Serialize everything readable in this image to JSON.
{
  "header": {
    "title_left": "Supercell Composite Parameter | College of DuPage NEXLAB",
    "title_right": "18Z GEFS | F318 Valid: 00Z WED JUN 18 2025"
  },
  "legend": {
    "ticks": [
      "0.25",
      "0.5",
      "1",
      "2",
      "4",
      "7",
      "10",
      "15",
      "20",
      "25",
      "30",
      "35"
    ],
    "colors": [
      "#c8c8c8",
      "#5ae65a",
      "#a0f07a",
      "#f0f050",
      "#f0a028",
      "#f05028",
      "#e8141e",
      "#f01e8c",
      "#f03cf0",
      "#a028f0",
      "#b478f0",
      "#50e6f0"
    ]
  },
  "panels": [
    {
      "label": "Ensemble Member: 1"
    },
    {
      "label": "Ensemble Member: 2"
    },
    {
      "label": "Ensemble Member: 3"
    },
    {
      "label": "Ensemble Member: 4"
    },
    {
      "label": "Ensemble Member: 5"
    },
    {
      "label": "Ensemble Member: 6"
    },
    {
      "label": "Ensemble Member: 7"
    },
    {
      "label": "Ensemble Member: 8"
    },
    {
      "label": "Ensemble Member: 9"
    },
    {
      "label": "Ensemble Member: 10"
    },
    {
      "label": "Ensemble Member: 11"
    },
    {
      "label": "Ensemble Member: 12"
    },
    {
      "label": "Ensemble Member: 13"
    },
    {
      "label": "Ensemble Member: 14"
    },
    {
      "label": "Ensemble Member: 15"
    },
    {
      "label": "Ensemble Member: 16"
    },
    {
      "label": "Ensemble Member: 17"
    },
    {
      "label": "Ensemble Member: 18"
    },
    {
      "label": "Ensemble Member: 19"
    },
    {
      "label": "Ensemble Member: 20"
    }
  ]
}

● ● ● ●

#### Short problem:
Quote every record above exactly.

#### Exercise solution:
Serialize everything readable in this image to JSON.
{
  "header": {
    "title_left": "Supercell Composite Parameter | College of DuPage NEXLAB",
    "title_right": "18Z GEFS | F318 Valid: 00Z WED JUN 18 2025"
  },
  "legend": {
    "ticks": [
      "0.25",
      "0.5",
      "1",
      "2",
      "4",
      "7",
      "10",
      "15",
      "20",
      "25",
      "30",
      "35"
    ],
    "colors": [
      "#c8c8c8",
      "#5ae65a",
      "#a0f07a",
      "#f0f050",
      "#f0a028",
      "#f05028",
      "#e8141e",
      "#f01e8c",
      "#f03cf0",
      "#a028f0",
      "#b478f0",
      "#50e6f0"
    ]
  },
  "panels": [
    {
      "label": "Ensemble Member: 1"
    },
    {
      "label": "Ensemble Member: 2"
    },
    {
      "label": "Ensemble Member: 3"
    },
    {
      "label": "Ensemble Member: 4"
    },
    {
      "label": "Ensemble Member: 5"
    },
    {
      "label": "Ensemble Member: 6"
    },
    {
      "label": "Ensemble Member: 7"
    },
    {
      "label": "Ensemble Member: 8"
    },
    {
      "label": "Ensemble Member: 9"
    },
    {
      "label": "Ensemble Member: 10"
    },
    {
      "label": "Ensemble Member: 11"
    },
    {
      "label": "Ensemble Member: 12"
    },
    {
      "label": "Ensemble Member: 13"
    },
    {
      "label": "Ensemble Member: 14"
    },
    {
      "label": "Ensemble Member: 15"
    },
    {
      "label": "Ensemble Member: 16"
    },
    {
      "label": "Ensemble Member: 17"
    },
    {
      "label": "Ensemble Member: 18"
    },
    {
      "label": "Ensemble Member: 19"
    },
    {
      "label": "Ensemble Member: 20"
    }
  ]
}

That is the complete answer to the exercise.